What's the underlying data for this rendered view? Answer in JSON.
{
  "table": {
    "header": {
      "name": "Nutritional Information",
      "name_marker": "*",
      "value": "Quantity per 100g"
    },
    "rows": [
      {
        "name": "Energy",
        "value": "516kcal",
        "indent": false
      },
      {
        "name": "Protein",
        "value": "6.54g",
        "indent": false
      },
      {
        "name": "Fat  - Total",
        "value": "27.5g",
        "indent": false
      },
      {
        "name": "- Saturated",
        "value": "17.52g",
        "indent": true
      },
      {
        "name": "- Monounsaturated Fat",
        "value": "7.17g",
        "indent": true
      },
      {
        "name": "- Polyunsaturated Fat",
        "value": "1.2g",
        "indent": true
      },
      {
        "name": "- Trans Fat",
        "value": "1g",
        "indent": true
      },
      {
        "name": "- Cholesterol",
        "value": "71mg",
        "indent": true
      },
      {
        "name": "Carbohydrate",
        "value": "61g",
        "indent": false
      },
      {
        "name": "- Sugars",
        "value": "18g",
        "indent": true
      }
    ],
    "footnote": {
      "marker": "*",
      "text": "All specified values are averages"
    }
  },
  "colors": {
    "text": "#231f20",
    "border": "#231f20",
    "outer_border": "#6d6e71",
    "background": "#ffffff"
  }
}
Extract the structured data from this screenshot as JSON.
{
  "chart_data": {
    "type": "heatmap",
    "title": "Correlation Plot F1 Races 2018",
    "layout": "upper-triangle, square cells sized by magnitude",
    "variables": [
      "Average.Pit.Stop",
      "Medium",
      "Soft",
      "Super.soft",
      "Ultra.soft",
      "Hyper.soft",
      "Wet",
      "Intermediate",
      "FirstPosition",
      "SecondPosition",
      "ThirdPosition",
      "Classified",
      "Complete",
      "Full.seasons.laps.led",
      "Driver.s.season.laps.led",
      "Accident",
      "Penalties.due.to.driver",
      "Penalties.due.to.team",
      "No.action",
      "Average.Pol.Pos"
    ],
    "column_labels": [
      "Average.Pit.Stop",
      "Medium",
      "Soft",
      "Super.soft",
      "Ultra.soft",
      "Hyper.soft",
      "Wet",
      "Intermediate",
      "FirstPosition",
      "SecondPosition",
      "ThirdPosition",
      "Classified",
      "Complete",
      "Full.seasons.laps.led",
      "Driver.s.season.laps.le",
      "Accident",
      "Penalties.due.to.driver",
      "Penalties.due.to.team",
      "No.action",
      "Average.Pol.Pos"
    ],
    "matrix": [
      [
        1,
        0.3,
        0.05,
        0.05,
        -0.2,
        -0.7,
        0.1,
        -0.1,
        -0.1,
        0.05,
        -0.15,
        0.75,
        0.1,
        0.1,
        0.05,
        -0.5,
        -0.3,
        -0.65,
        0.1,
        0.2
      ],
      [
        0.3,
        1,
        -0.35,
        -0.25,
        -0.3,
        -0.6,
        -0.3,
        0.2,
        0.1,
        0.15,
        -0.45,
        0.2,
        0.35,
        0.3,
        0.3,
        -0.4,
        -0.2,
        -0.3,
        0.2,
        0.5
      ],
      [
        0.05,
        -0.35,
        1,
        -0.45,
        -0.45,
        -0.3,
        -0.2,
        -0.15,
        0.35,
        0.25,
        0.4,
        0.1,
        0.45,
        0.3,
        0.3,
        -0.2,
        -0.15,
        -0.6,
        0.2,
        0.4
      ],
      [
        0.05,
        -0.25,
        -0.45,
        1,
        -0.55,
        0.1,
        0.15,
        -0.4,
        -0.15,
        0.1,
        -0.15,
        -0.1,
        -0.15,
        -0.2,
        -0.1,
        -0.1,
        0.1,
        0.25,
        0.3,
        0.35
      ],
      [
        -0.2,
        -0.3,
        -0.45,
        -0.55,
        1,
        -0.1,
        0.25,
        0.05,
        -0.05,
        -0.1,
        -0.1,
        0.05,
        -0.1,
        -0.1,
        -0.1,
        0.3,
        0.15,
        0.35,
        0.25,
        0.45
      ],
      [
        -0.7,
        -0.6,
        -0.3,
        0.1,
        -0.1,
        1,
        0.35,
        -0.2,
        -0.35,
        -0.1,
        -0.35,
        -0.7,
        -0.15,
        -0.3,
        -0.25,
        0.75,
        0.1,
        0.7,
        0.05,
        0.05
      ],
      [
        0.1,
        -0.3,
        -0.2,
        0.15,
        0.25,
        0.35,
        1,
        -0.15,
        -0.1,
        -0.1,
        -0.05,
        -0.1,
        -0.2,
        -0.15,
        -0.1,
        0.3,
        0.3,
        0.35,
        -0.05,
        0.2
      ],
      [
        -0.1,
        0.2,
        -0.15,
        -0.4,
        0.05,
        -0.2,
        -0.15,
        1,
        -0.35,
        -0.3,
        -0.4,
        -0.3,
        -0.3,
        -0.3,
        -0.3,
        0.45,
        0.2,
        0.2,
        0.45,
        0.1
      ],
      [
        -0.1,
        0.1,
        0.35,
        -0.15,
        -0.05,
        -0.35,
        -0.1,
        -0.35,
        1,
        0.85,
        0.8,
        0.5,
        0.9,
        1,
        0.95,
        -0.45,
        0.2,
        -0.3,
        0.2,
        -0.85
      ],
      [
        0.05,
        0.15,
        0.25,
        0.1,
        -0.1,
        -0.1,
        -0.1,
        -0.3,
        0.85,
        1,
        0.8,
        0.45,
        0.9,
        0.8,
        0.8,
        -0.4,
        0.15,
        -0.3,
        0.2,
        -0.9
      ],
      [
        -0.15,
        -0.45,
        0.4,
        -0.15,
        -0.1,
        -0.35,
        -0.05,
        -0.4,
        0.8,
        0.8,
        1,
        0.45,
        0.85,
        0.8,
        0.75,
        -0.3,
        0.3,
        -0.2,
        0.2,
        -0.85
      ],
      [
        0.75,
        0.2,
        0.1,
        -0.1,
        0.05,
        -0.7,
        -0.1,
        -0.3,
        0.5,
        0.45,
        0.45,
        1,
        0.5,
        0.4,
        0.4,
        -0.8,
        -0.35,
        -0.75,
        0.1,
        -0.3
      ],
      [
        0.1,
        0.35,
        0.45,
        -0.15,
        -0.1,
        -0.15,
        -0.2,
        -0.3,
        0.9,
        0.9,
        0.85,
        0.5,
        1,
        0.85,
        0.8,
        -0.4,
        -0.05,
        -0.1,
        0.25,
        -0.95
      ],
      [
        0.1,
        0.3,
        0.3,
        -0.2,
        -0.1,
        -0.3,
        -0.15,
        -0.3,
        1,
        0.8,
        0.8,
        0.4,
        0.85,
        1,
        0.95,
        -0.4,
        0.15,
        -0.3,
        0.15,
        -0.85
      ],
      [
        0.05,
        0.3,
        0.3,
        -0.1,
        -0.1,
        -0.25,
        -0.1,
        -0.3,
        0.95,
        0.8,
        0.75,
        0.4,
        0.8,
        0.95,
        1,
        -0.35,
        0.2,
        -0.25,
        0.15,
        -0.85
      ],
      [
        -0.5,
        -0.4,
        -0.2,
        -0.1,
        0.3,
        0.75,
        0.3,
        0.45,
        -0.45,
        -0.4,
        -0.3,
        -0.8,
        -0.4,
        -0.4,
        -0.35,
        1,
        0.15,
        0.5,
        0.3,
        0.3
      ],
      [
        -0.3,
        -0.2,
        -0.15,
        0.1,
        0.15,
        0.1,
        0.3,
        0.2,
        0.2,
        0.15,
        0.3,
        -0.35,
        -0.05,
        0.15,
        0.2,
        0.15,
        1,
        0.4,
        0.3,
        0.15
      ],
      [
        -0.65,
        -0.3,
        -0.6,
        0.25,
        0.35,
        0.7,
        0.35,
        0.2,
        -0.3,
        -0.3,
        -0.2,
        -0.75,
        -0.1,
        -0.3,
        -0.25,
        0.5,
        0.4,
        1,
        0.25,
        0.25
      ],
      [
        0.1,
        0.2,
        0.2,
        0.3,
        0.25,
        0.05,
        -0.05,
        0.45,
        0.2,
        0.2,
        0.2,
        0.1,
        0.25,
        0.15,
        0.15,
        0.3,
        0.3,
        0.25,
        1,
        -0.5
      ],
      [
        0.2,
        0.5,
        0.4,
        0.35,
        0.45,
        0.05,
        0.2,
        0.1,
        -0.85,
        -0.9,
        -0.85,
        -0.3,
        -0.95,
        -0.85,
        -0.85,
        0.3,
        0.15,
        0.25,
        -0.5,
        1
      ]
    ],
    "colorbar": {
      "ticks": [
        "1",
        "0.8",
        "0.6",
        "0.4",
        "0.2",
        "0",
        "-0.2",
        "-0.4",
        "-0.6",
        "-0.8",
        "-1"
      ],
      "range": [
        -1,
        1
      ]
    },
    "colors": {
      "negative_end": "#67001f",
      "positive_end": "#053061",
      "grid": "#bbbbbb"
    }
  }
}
..........
→ **What to work on**:
Copy out each line of the records above that includes "laps".

→ **Answer to the exercise**:
      "Full.seasons.laps.led",
      "Driver.s.season.laps.led",
      "Full.seasons.laps.led",
      "Driver.s.season.laps.le",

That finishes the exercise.